Give only the count of lines containing "right".

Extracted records
----
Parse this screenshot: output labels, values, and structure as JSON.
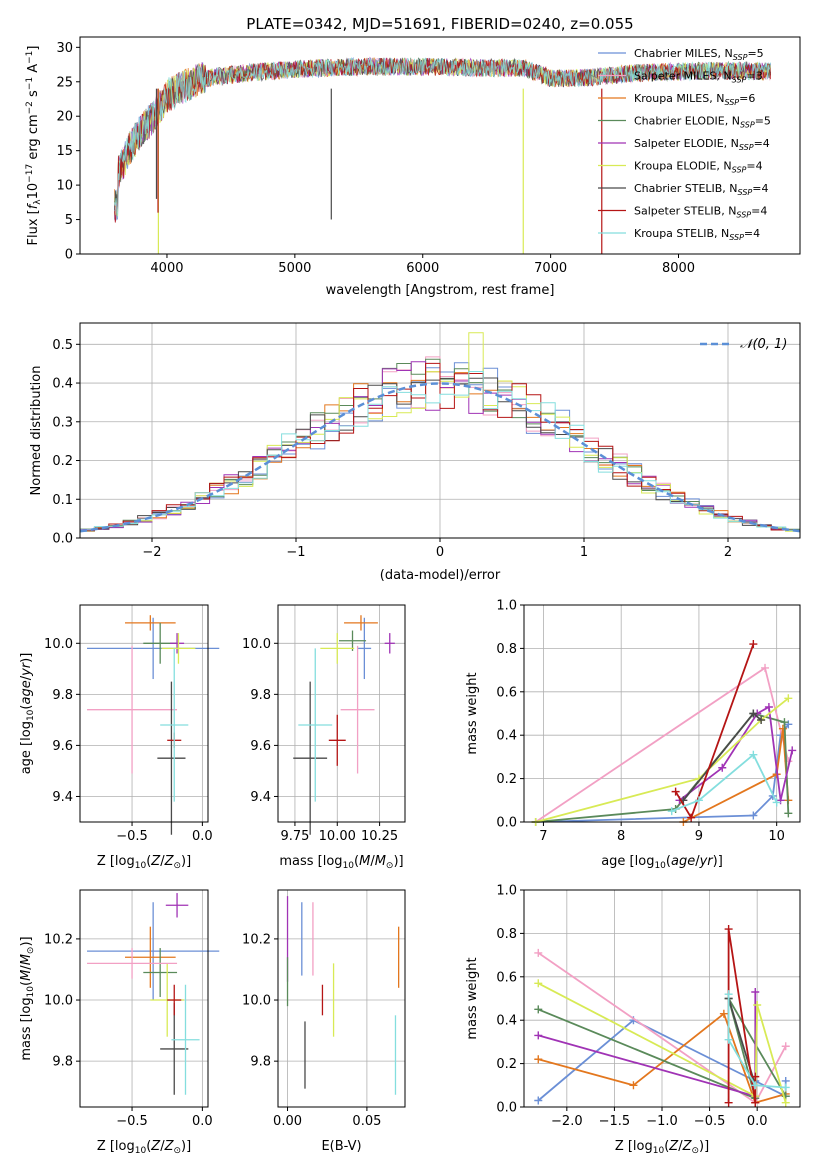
{
  "title": "PLATE=0342, MJD=51691, FIBERID=0240, z=0.055",
  "colors": {
    "chabrier_miles": "#6b8fd6",
    "salpeter_miles": "#f2a0c4",
    "kroupa_miles": "#e3771e",
    "chabrier_elodie": "#5a8a5a",
    "salpeter_elodie": "#a033b5",
    "kroupa_elodie": "#d8ea55",
    "chabrier_stelib": "#4a4a4a",
    "salpeter_stelib": "#b51515",
    "kroupa_stelib": "#84dede",
    "gaussian": "#5b8fd6"
  },
  "chart_data": [
    {
      "id": "spectrum",
      "type": "line",
      "title": "PLATE=0342, MJD=51691, FIBERID=0240, z=0.055",
      "xlabel": "wavelength [Angstrom, rest frame]",
      "ylabel": "Flux [f_λ10^-17 erg cm^-2 s^-1 A^-1]",
      "xlim": [
        3320,
        8950
      ],
      "ylim": [
        0,
        31.5
      ],
      "xticks": [
        4000,
        5000,
        6000,
        7000,
        8000
      ],
      "yticks": [
        0,
        5,
        10,
        15,
        20,
        25,
        30
      ],
      "grid": false,
      "legend_position": "right",
      "series": [
        {
          "name": "Chabrier MILES, N_SSP=5",
          "name_main": "Chabrier MILES, N",
          "name_sub": "SSP",
          "name_tail": "=5",
          "color": "#6b8fd6"
        },
        {
          "name": "Salpeter MILES, N_SSP=3",
          "name_main": "Salpeter MILES, N",
          "name_sub": "SSP",
          "name_tail": "=3",
          "color": "#f2a0c4"
        },
        {
          "name": "Kroupa MILES, N_SSP=6",
          "name_main": "Kroupa MILES, N",
          "name_sub": "SSP",
          "name_tail": "=6",
          "color": "#e3771e"
        },
        {
          "name": "Chabrier ELODIE, N_SSP=5",
          "name_main": "Chabrier ELODIE, N",
          "name_sub": "SSP",
          "name_tail": "=5",
          "color": "#5a8a5a"
        },
        {
          "name": "Salpeter ELODIE, N_SSP=4",
          "name_main": "Salpeter ELODIE, N",
          "name_sub": "SSP",
          "name_tail": "=4",
          "color": "#a033b5"
        },
        {
          "name": "Kroupa ELODIE, N_SSP=4",
          "name_main": "Kroupa ELODIE, N",
          "name_sub": "SSP",
          "name_tail": "=4",
          "color": "#d8ea55"
        },
        {
          "name": "Chabrier STELIB, N_SSP=4",
          "name_main": "Chabrier STELIB, N",
          "name_sub": "SSP",
          "name_tail": "=4",
          "color": "#4a4a4a"
        },
        {
          "name": "Salpeter STELIB, N_SSP=4",
          "name_main": "Salpeter STELIB, N",
          "name_sub": "SSP",
          "name_tail": "=4",
          "color": "#b51515"
        },
        {
          "name": "Kroupa STELIB, N_SSP=4",
          "name_main": "Kroupa STELIB, N",
          "name_sub": "SSP",
          "name_tail": "=4",
          "color": "#84dede"
        }
      ],
      "continuum": {
        "x": [
          3600,
          3700,
          3800,
          3900,
          4000,
          4100,
          4200,
          4300,
          4400,
          4500,
          4700,
          5000,
          5500,
          6000,
          6500,
          6800,
          7000,
          7200,
          7400,
          7700,
          8000,
          8300,
          8500,
          8700
        ],
        "y": [
          11,
          15,
          18,
          20,
          23,
          24,
          25,
          25.5,
          25.8,
          26,
          26.4,
          26.8,
          27.2,
          27.2,
          27,
          27,
          25.5,
          25.5,
          25.8,
          26.3,
          26.5,
          26.6,
          26.6,
          26.5
        ]
      },
      "drops": [
        {
          "x": 3933,
          "y": 0,
          "color": "#d8ea55"
        },
        {
          "x": 6786,
          "y": 0,
          "color": "#d8ea55"
        },
        {
          "x": 7400,
          "y": 0,
          "color": "#b51515"
        },
        {
          "x": 5285,
          "y": 5,
          "color": "#4a4a4a"
        },
        {
          "x": 3918,
          "y": 8,
          "color": "#4a4a4a"
        },
        {
          "x": 3930,
          "y": 6,
          "color": "#b51515"
        }
      ]
    },
    {
      "id": "residuals",
      "type": "histogram",
      "xlabel": "(data-model)/error",
      "ylabel": "Normed distribution",
      "xlim": [
        -2.5,
        2.5
      ],
      "ylim": [
        0,
        0.555
      ],
      "xticks": [
        -2,
        -1,
        0,
        1,
        2
      ],
      "yticks": [
        0.0,
        0.1,
        0.2,
        0.3,
        0.4,
        0.5
      ],
      "grid": true,
      "legend": {
        "label": "𝒩(0, 1)",
        "position": "top-right"
      },
      "bin_width": 0.1,
      "peak_values": {
        "kroupa_elodie": 0.53,
        "salpeter_elodie": 0.455
      }
    },
    {
      "id": "age_vs_Z",
      "type": "errorbar",
      "xlabel": "Z [log10(Z/Z⊙)]",
      "ylabel": "age [log10(age/yr)]",
      "xlim": [
        -0.87,
        0.04
      ],
      "ylim": [
        9.3,
        10.15
      ],
      "xticks": [
        -0.5,
        0.0
      ],
      "yticks": [
        9.4,
        9.6,
        9.8,
        10.0
      ],
      "grid": true,
      "points": [
        {
          "x": -0.35,
          "y": 9.98,
          "xerr": 0.47,
          "yerr": 0.12,
          "color": "#6b8fd6"
        },
        {
          "x": -0.37,
          "y": 10.08,
          "xerr": 0.18,
          "yerr": 0.03,
          "color": "#e3771e"
        },
        {
          "x": -0.3,
          "y": 10.0,
          "xerr": 0.12,
          "yerr": 0.08,
          "color": "#5a8a5a"
        },
        {
          "x": -0.18,
          "y": 10.0,
          "xerr": 0.05,
          "yerr": 0.04,
          "color": "#a033b5"
        },
        {
          "x": -0.17,
          "y": 9.98,
          "xerr": 0.12,
          "yerr": 0.06,
          "color": "#d8ea55"
        },
        {
          "x": -0.5,
          "y": 9.74,
          "xerr": 0.32,
          "yerr": 0.25,
          "color": "#f2a0c4"
        },
        {
          "x": -0.22,
          "y": 9.55,
          "xerr": 0.1,
          "yerr": 0.3,
          "color": "#4a4a4a"
        },
        {
          "x": -0.2,
          "y": 9.62,
          "xerr": 0.05,
          "yerr": 0.03,
          "color": "#b51515"
        },
        {
          "x": -0.2,
          "y": 9.68,
          "xerr": 0.1,
          "yerr": 0.3,
          "color": "#84dede"
        }
      ]
    },
    {
      "id": "age_vs_mass",
      "type": "errorbar",
      "xlabel": "mass [log10(M/M⊙)]",
      "ylabel": "",
      "xlim": [
        9.65,
        10.4
      ],
      "ylim": [
        9.3,
        10.15
      ],
      "xticks": [
        9.75,
        10.0,
        10.25
      ],
      "yticks": [
        9.4,
        9.6,
        9.8,
        10.0
      ],
      "grid": true,
      "points": [
        {
          "x": 10.16,
          "y": 9.98,
          "xerr": 0.04,
          "yerr": 0.12,
          "color": "#6b8fd6"
        },
        {
          "x": 10.14,
          "y": 10.08,
          "xerr": 0.1,
          "yerr": 0.03,
          "color": "#e3771e"
        },
        {
          "x": 10.09,
          "y": 10.01,
          "xerr": 0.08,
          "yerr": 0.04,
          "color": "#5a8a5a"
        },
        {
          "x": 10.31,
          "y": 10.0,
          "xerr": 0.03,
          "yerr": 0.04,
          "color": "#a033b5"
        },
        {
          "x": 10.0,
          "y": 9.98,
          "xerr": 0.1,
          "yerr": 0.06,
          "color": "#d8ea55"
        },
        {
          "x": 10.12,
          "y": 9.74,
          "xerr": 0.1,
          "yerr": 0.25,
          "color": "#f2a0c4"
        },
        {
          "x": 9.84,
          "y": 9.55,
          "xerr": 0.1,
          "yerr": 0.3,
          "color": "#4a4a4a"
        },
        {
          "x": 10.0,
          "y": 9.62,
          "xerr": 0.05,
          "yerr": 0.1,
          "color": "#b51515"
        },
        {
          "x": 9.87,
          "y": 9.68,
          "xerr": 0.1,
          "yerr": 0.3,
          "color": "#84dede"
        }
      ]
    },
    {
      "id": "mw_vs_age",
      "type": "line",
      "xlabel": "age [log10(age/yr)]",
      "ylabel": "mass weight",
      "xlim": [
        6.75,
        10.3
      ],
      "ylim": [
        0,
        1
      ],
      "xticks": [
        7,
        8,
        9,
        10
      ],
      "yticks": [
        0.0,
        0.2,
        0.4,
        0.6,
        0.8,
        1.0
      ],
      "grid": true,
      "series": [
        {
          "color": "#6b8fd6",
          "x": [
            6.9,
            9.7,
            9.95,
            10.05,
            10.15
          ],
          "y": [
            0.0,
            0.03,
            0.12,
            0.4,
            0.45
          ]
        },
        {
          "color": "#f2a0c4",
          "x": [
            6.9,
            9.85,
            10.15
          ],
          "y": [
            0.0,
            0.71,
            0.28
          ]
        },
        {
          "color": "#e3771e",
          "x": [
            8.8,
            10.0,
            10.08,
            10.15
          ],
          "y": [
            0.0,
            0.22,
            0.43,
            0.1
          ]
        },
        {
          "color": "#5a8a5a",
          "x": [
            6.9,
            8.7,
            9.7,
            10.1,
            10.15
          ],
          "y": [
            0.0,
            0.06,
            0.5,
            0.46,
            0.04
          ]
        },
        {
          "color": "#a033b5",
          "x": [
            8.75,
            9.3,
            9.75,
            9.9,
            10.05,
            10.2
          ],
          "y": [
            0.1,
            0.25,
            0.5,
            0.53,
            0.1,
            0.33
          ]
        },
        {
          "color": "#d8ea55",
          "x": [
            6.9,
            9.0,
            9.8,
            10.15
          ],
          "y": [
            0.0,
            0.2,
            0.47,
            0.57
          ]
        },
        {
          "color": "#4a4a4a",
          "x": [
            8.8,
            9.7,
            9.8
          ],
          "y": [
            0.1,
            0.5,
            0.47
          ]
        },
        {
          "color": "#b51515",
          "x": [
            8.7,
            8.9,
            9.7
          ],
          "y": [
            0.14,
            0.02,
            0.82
          ]
        },
        {
          "color": "#84dede",
          "x": [
            8.65,
            9.0,
            9.7,
            10.0
          ],
          "y": [
            0.05,
            0.1,
            0.31,
            0.09
          ]
        }
      ]
    },
    {
      "id": "mass_vs_Z",
      "type": "errorbar",
      "xlabel": "Z [log10(Z/Z⊙)]",
      "ylabel": "mass [log10(M/M⊙)]",
      "xlim": [
        -0.87,
        0.04
      ],
      "ylim": [
        9.65,
        10.36
      ],
      "xticks": [
        -0.5,
        0.0
      ],
      "yticks": [
        9.8,
        10.0,
        10.2
      ],
      "grid": true,
      "points": [
        {
          "x": -0.35,
          "y": 10.16,
          "xerr": 0.47,
          "yerr": 0.16,
          "color": "#6b8fd6"
        },
        {
          "x": -0.37,
          "y": 10.14,
          "xerr": 0.18,
          "yerr": 0.1,
          "color": "#e3771e"
        },
        {
          "x": -0.3,
          "y": 10.09,
          "xerr": 0.12,
          "yerr": 0.08,
          "color": "#5a8a5a"
        },
        {
          "x": -0.18,
          "y": 10.31,
          "xerr": 0.08,
          "yerr": 0.04,
          "color": "#a033b5"
        },
        {
          "x": -0.25,
          "y": 10.0,
          "xerr": 0.12,
          "yerr": 0.12,
          "color": "#d8ea55"
        },
        {
          "x": -0.5,
          "y": 10.12,
          "xerr": 0.32,
          "yerr": 0.05,
          "color": "#f2a0c4"
        },
        {
          "x": -0.2,
          "y": 9.84,
          "xerr": 0.1,
          "yerr": 0.15,
          "color": "#4a4a4a"
        },
        {
          "x": -0.2,
          "y": 10.0,
          "xerr": 0.05,
          "yerr": 0.05,
          "color": "#b51515"
        },
        {
          "x": -0.12,
          "y": 9.87,
          "xerr": 0.1,
          "yerr": 0.18,
          "color": "#84dede"
        }
      ]
    },
    {
      "id": "mass_vs_EBV",
      "type": "errorbar",
      "xlabel": "E(B-V)",
      "ylabel": "",
      "xlim": [
        -0.006,
        0.074
      ],
      "ylim": [
        9.65,
        10.36
      ],
      "xticks": [
        0.0,
        0.05
      ],
      "yticks": [
        9.8,
        10.0,
        10.2
      ],
      "grid": true,
      "points": [
        {
          "x": 0.0,
          "y": 10.2,
          "xerr": 0,
          "yerr": 0.14,
          "color": "#a033b5"
        },
        {
          "x": 0.0,
          "y": 10.06,
          "xerr": 0,
          "yerr": 0.08,
          "color": "#5a8a5a"
        },
        {
          "x": 0.009,
          "y": 10.2,
          "xerr": 0,
          "yerr": 0.12,
          "color": "#6b8fd6"
        },
        {
          "x": 0.016,
          "y": 10.2,
          "xerr": 0,
          "yerr": 0.12,
          "color": "#f2a0c4"
        },
        {
          "x": 0.011,
          "y": 9.82,
          "xerr": 0,
          "yerr": 0.11,
          "color": "#4a4a4a"
        },
        {
          "x": 0.022,
          "y": 10.0,
          "xerr": 0,
          "yerr": 0.05,
          "color": "#b51515"
        },
        {
          "x": 0.029,
          "y": 10.0,
          "xerr": 0,
          "yerr": 0.12,
          "color": "#d8ea55"
        },
        {
          "x": 0.068,
          "y": 9.82,
          "xerr": 0,
          "yerr": 0.13,
          "color": "#84dede"
        },
        {
          "x": 0.07,
          "y": 10.14,
          "xerr": 0,
          "yerr": 0.1,
          "color": "#e3771e"
        }
      ]
    },
    {
      "id": "mw_vs_Z",
      "type": "line",
      "xlabel": "Z [log10(Z/Z⊙)]",
      "ylabel": "mass weight",
      "xlim": [
        -2.45,
        0.45
      ],
      "ylim": [
        0,
        1
      ],
      "xticks": [
        -2.0,
        -1.5,
        -1.0,
        -0.5,
        0.0
      ],
      "yticks": [
        0.0,
        0.2,
        0.4,
        0.6,
        0.8,
        1.0
      ],
      "grid": true,
      "series": [
        {
          "color": "#6b8fd6",
          "x": [
            -2.3,
            -1.3,
            -0.02,
            0.3,
            0.3
          ],
          "y": [
            0.03,
            0.4,
            0.12,
            0.05,
            0.12
          ]
        },
        {
          "color": "#f2a0c4",
          "x": [
            -2.3,
            -0.02,
            0.3
          ],
          "y": [
            0.71,
            0.02,
            0.28
          ]
        },
        {
          "color": "#e3771e",
          "x": [
            -2.3,
            -1.3,
            -0.35,
            -0.02,
            0.3
          ],
          "y": [
            0.22,
            0.1,
            0.43,
            0.02,
            0.06
          ]
        },
        {
          "color": "#5a8a5a",
          "x": [
            -2.3,
            -0.02,
            -0.3,
            0.3
          ],
          "y": [
            0.45,
            0.04,
            0.5,
            0.05
          ]
        },
        {
          "color": "#a033b5",
          "x": [
            -2.3,
            -0.02,
            -0.02
          ],
          "y": [
            0.33,
            0.05,
            0.53
          ]
        },
        {
          "color": "#d8ea55",
          "x": [
            -2.3,
            -0.02,
            0.0,
            0.3
          ],
          "y": [
            0.57,
            0.05,
            0.47,
            0.02
          ]
        },
        {
          "color": "#4a4a4a",
          "x": [
            -0.3,
            -0.02
          ],
          "y": [
            0.5,
            0.1
          ]
        },
        {
          "color": "#b51515",
          "x": [
            -0.3,
            -0.3,
            -0.02,
            -0.02
          ],
          "y": [
            0.02,
            0.82,
            0.02,
            0.14
          ]
        },
        {
          "color": "#84dede",
          "x": [
            -0.3,
            -0.3,
            -0.02,
            0.3
          ],
          "y": [
            0.52,
            0.31,
            0.1,
            0.09
          ]
        }
      ]
    }
  ]
}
----
▶ _Written answer_
2